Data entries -
▬▬▬▬▬▬

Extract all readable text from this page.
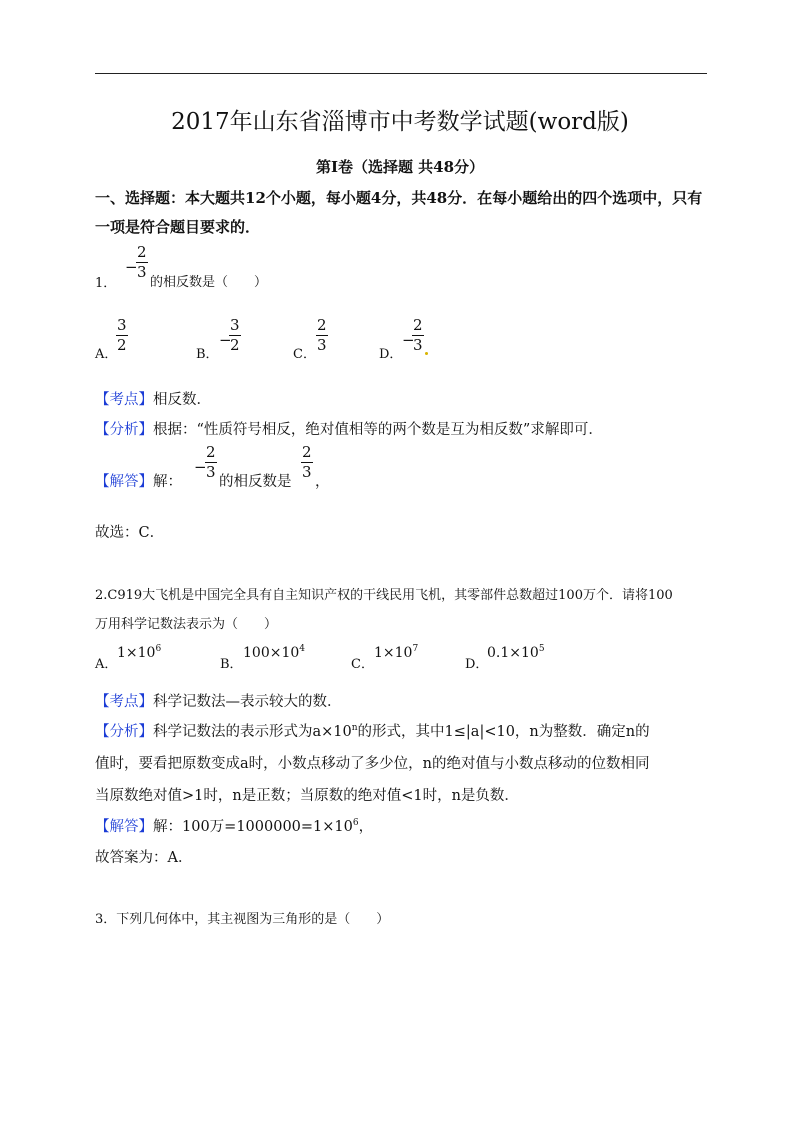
2017年山东省淄博市中考数学试题(word版)
第Ⅰ卷（选择题 共48分）
一、选择题：本大题共12个小题，每小题4分，共48分．在每小题给出的四个选项中，只有一项是符合题目要求的．
1．
−
$\frac{2}{3}$
的相反数是（　　）
A．
$\frac{3}{2}$
B．
−
$\frac{3}{2}$
C．
$\frac{2}{3}$
D．
−
$\frac{2}{3}$
【考点】相反数．
【分析】根据：“性质符号相反，绝对值相等的两个数是互为相反数”求解即可．
【解答】解：
−
$\frac{2}{3}$
的相反数是
$\frac{2}{3}$
，
故选：C．
2.C919大飞机是中国完全具有自主知识产权的干线民用飞机，其零部件总数超过100万个．请将100
万用科学记数法表示为（　　）
A．
$1\times 10^6$
B．
$100\times 10^4$
C．
$1\times 10^7$
D．
$0.1\times 10^5$
【考点】科学记数法—表示较大的数．
【分析】科学记数法的表示形式为$a\times 10^n$的形式，其中1≤|a|<10，n为整数．确定n的
值时，要看把原数变成a时，小数点移动了多少位，n的绝对值与小数点移动的位数相同
当原数绝对值>1时，n是正数；当原数的绝对值<1时，n是负数．
【解答】解：100万$=1000000=1\times 10^6$，
故答案为：A．
3．下列几何体中，其主视图为三角形的是（　　）
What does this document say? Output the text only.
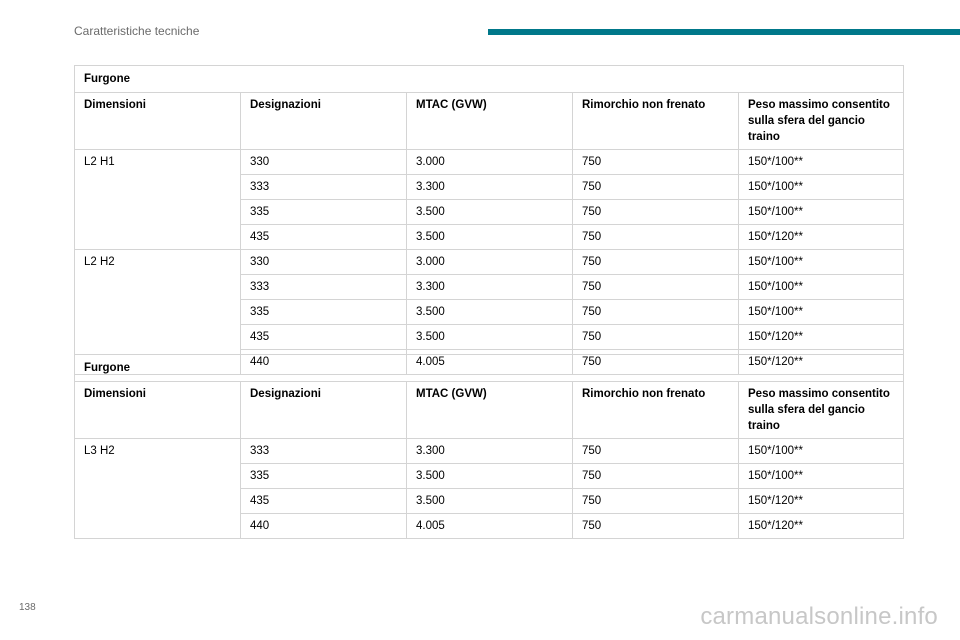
Caratteristiche tecniche
Furgone				
Dimensioni	Designazioni	MTAC (GVW)	Rimorchio non frenato	Peso massimo consentito sulla sfera del gancio traino
L2 H1	330	3.000	750	150*/100**
	333	3.300	750	150*/100**
	335	3.500	750	150*/100**
	435	3.500	750	150*/120**
L2 H2	330	3.000	750	150*/100**
	333	3.300	750	150*/100**
	335	3.500	750	150*/100**
	435	3.500	750	150*/120**
	440	4.005	750	150*/120**
Furgone				
Dimensioni	Designazioni	MTAC (GVW)	Rimorchio non frenato	Peso massimo consentito sulla sfera del gancio traino
L3 H2	333	3.300	750	150*/100**
	335	3.500	750	150*/100**
	435	3.500	750	150*/120**
	440	4.005	750	150*/120**
138	carmanualsonline.info
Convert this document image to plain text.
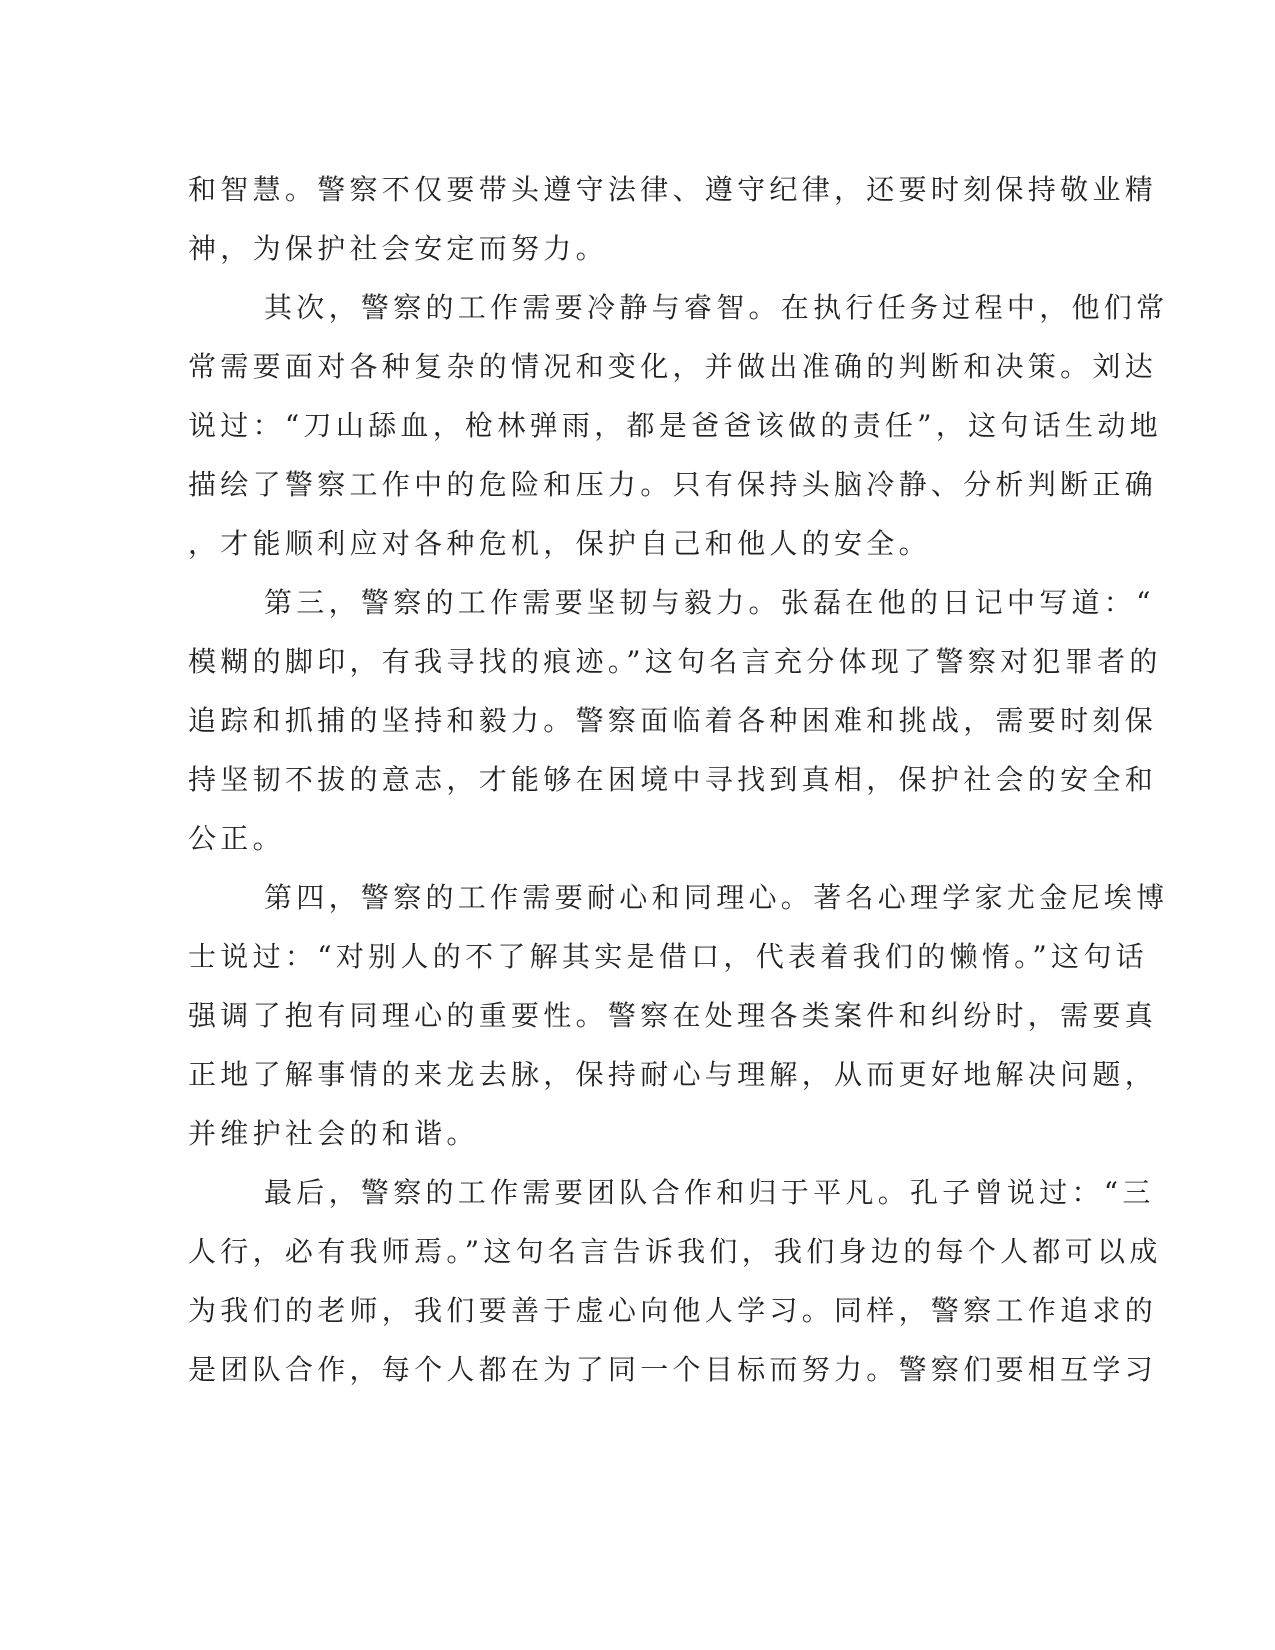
和智慧。警察不仅要带头遵守法律、遵守纪律，还要时刻保持敬业精
神，为保护社会安定而努力。
其次，警察的工作需要冷静与睿智。在执行任务过程中，他们常
常需要面对各种复杂的情况和变化，并做出准确的判断和决策。刘达
说过：“刀山舔血，枪林弹雨，都是爸爸该做的责任”，这句话生动地
描绘了警察工作中的危险和压力。只有保持头脑冷静、分析判断正确
，才能顺利应对各种危机，保护自己和他人的安全。
第三，警察的工作需要坚韧与毅力。张磊在他的日记中写道：“
模糊的脚印，有我寻找的痕迹。”这句名言充分体现了警察对犯罪者的
追踪和抓捕的坚持和毅力。警察面临着各种困难和挑战，需要时刻保
持坚韧不拔的意志，才能够在困境中寻找到真相，保护社会的安全和
公正。
第四，警察的工作需要耐心和同理心。著名心理学家尤金尼埃博
士说过：“对别人的不了解其实是借口，代表着我们的懒惰。”这句话
强调了抱有同理心的重要性。警察在处理各类案件和纠纷时，需要真
正地了解事情的来龙去脉，保持耐心与理解，从而更好地解决问题，
并维护社会的和谐。
最后，警察的工作需要团队合作和归于平凡。孔子曾说过：“三
人行，必有我师焉。”这句名言告诉我们，我们身边的每个人都可以成
为我们的老师，我们要善于虚心向他人学习。同样，警察工作追求的
是团队合作，每个人都在为了同一个目标而努力。警察们要相互学习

▬▬▬▬▬▬

WHAT THE TASK ASKS - From the line containing "What does this" down to the last line of the data, print every line exactly and nothing else. Pictures stay out of the copy.

RESULT BELOW -
What does this document say? Output the text only.
Caratteristiche tecniche
Furgone				
Dimensioni	Designazioni	MTAC (GVW)	Rimorchio non frenato	Peso massimo consentito sulla sfera del gancio traino
L2 H1	330	3.000	750	150*/100**
	333	3.300	750	150*/100**
	335	3.500	750	150*/100**
	435	3.500	750	150*/120**
L2 H2	330	3.000	750	150*/100**
	333	3.300	750	150*/100**
	335	3.500	750	150*/100**
	435	3.500	750	150*/120**
	440	4.005	750	150*/120**
Furgone				
Dimensioni	Designazioni	MTAC (GVW)	Rimorchio non frenato	Peso massimo consentito sulla sfera del gancio traino
L3 H2	333	3.300	750	150*/100**
	335	3.500	750	150*/100**
	435	3.500	750	150*/120**
	440	4.005	750	150*/120**
138	carmanualsonline.info
Convert this document image to plain text.
和智慧。警察不仅要带头遵守法律、遵守纪律，还要时刻保持敬业精
神，为保护社会安定而努力。
其次，警察的工作需要冷静与睿智。在执行任务过程中，他们常
常需要面对各种复杂的情况和变化，并做出准确的判断和决策。刘达
说过：“刀山舔血，枪林弹雨，都是爸爸该做的责任”，这句话生动地
描绘了警察工作中的危险和压力。只有保持头脑冷静、分析判断正确
，才能顺利应对各种危机，保护自己和他人的安全。
第三，警察的工作需要坚韧与毅力。张磊在他的日记中写道：“
模糊的脚印，有我寻找的痕迹。”这句名言充分体现了警察对犯罪者的
追踪和抓捕的坚持和毅力。警察面临着各种困难和挑战，需要时刻保
持坚韧不拔的意志，才能够在困境中寻找到真相，保护社会的安全和
公正。
第四，警察的工作需要耐心和同理心。著名心理学家尤金尼埃博
士说过：“对别人的不了解其实是借口，代表着我们的懒惰。”这句话
强调了抱有同理心的重要性。警察在处理各类案件和纠纷时，需要真
正地了解事情的来龙去脉，保持耐心与理解，从而更好地解决问题，
并维护社会的和谐。
最后，警察的工作需要团队合作和归于平凡。孔子曾说过：“三
人行，必有我师焉。”这句名言告诉我们，我们身边的每个人都可以成
为我们的老师，我们要善于虚心向他人学习。同样，警察工作追求的
是团队合作，每个人都在为了同一个目标而努力。警察们要相互学习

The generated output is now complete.